#### Exercise
Each line that holds the word "xiaodi" counts once. Give the total number of such lines and nothing else.

#### Material

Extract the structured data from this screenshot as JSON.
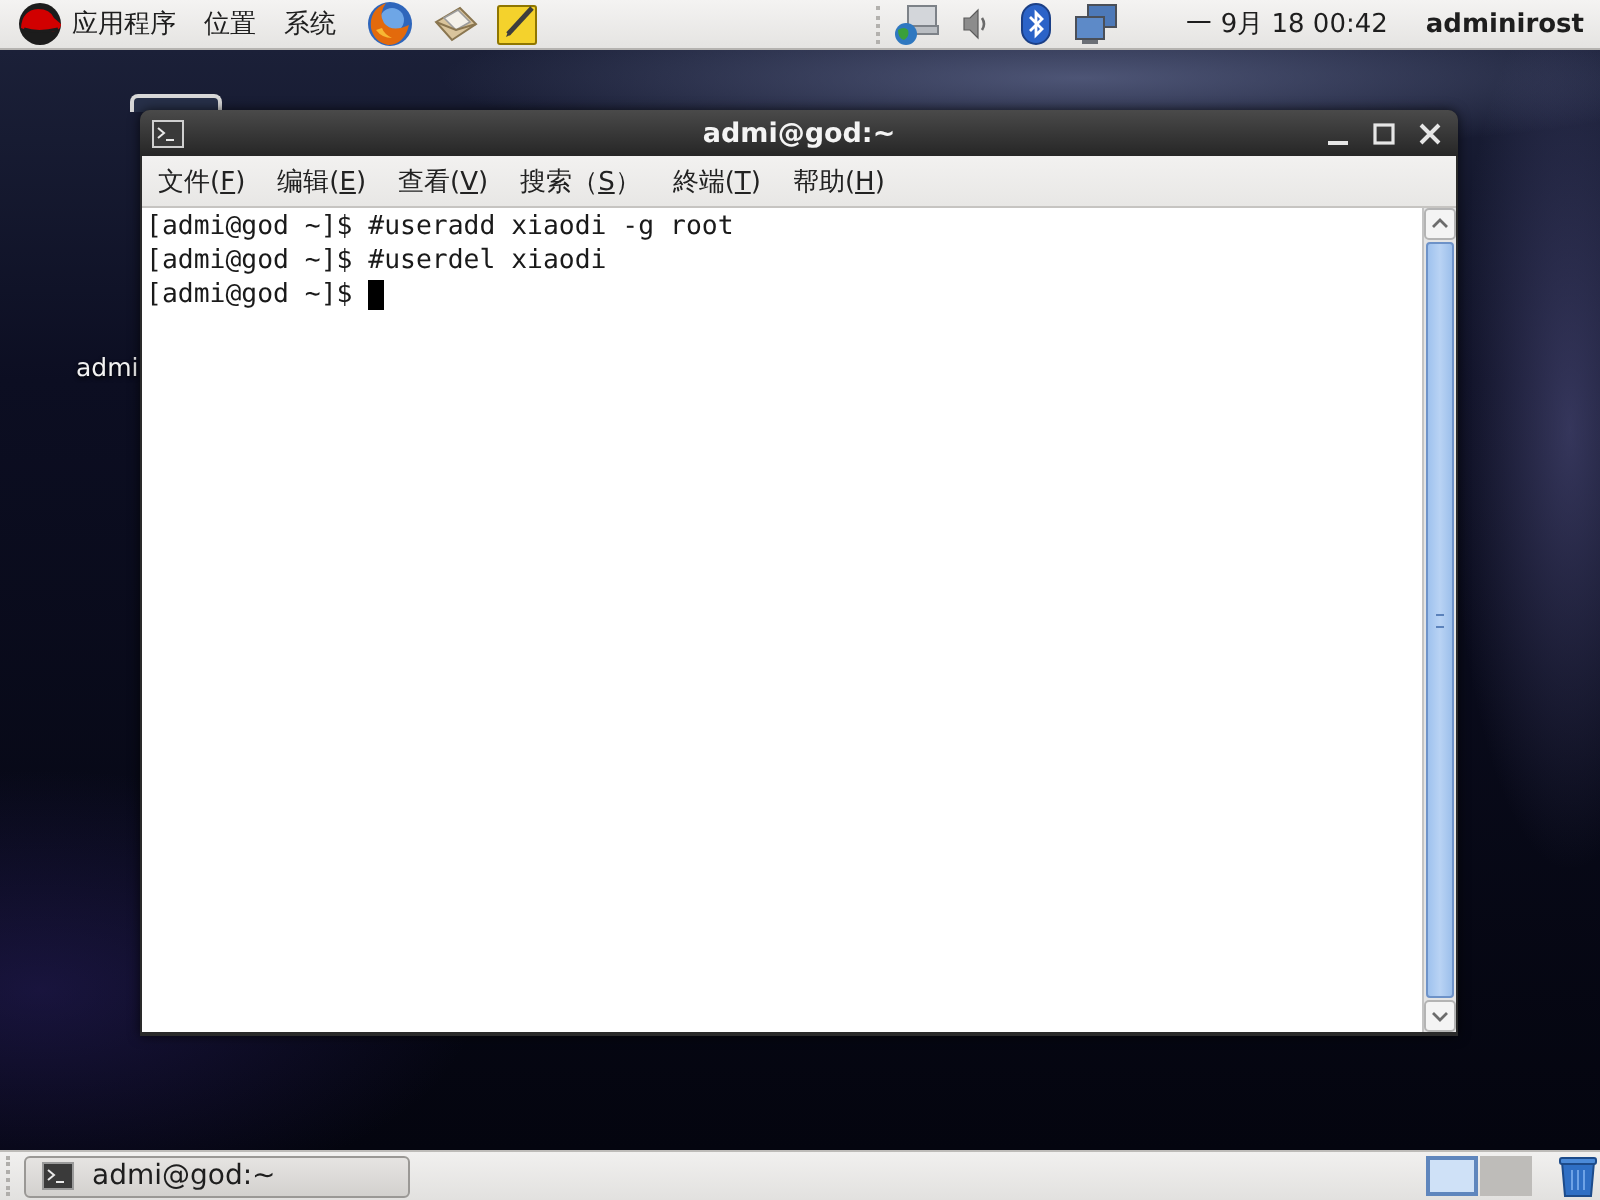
{
  "top_panel": {
    "menus": [
      "应用程序",
      "位置",
      "系统"
    ],
    "clock": "一 9月 18 00:42",
    "user": "adminirost"
  },
  "desktop": {
    "icons": [
      {
        "label": "admi"
      }
    ]
  },
  "window": {
    "title": "admi@god:~",
    "menu": [
      {
        "before": "文件(",
        "key": "F",
        "after": ")"
      },
      {
        "before": "编辑(",
        "key": "E",
        "after": ")"
      },
      {
        "before": "查看(",
        "key": "V",
        "after": ")"
      },
      {
        "before": "搜索（",
        "key": "S",
        "after": "）"
      },
      {
        "before": "終端(",
        "key": "T",
        "after": ")"
      },
      {
        "before": "帮助(",
        "key": "H",
        "after": ")"
      }
    ],
    "lines": [
      {
        "text": "[admi@god ~]$ #useradd xiaodi -g root",
        "cursor": false
      },
      {
        "text": "[admi@god ~]$ #userdel xiaodi",
        "cursor": false
      },
      {
        "text": "[admi@god ~]$",
        "cursor": true
      }
    ]
  },
  "bottom_panel": {
    "tasks": [
      {
        "label": "admi@god:~",
        "selected": false
      }
    ],
    "workspaces": [
      {
        "selected": true
      },
      {
        "selected": false
      }
    ]
  }
}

#### Solved problem
2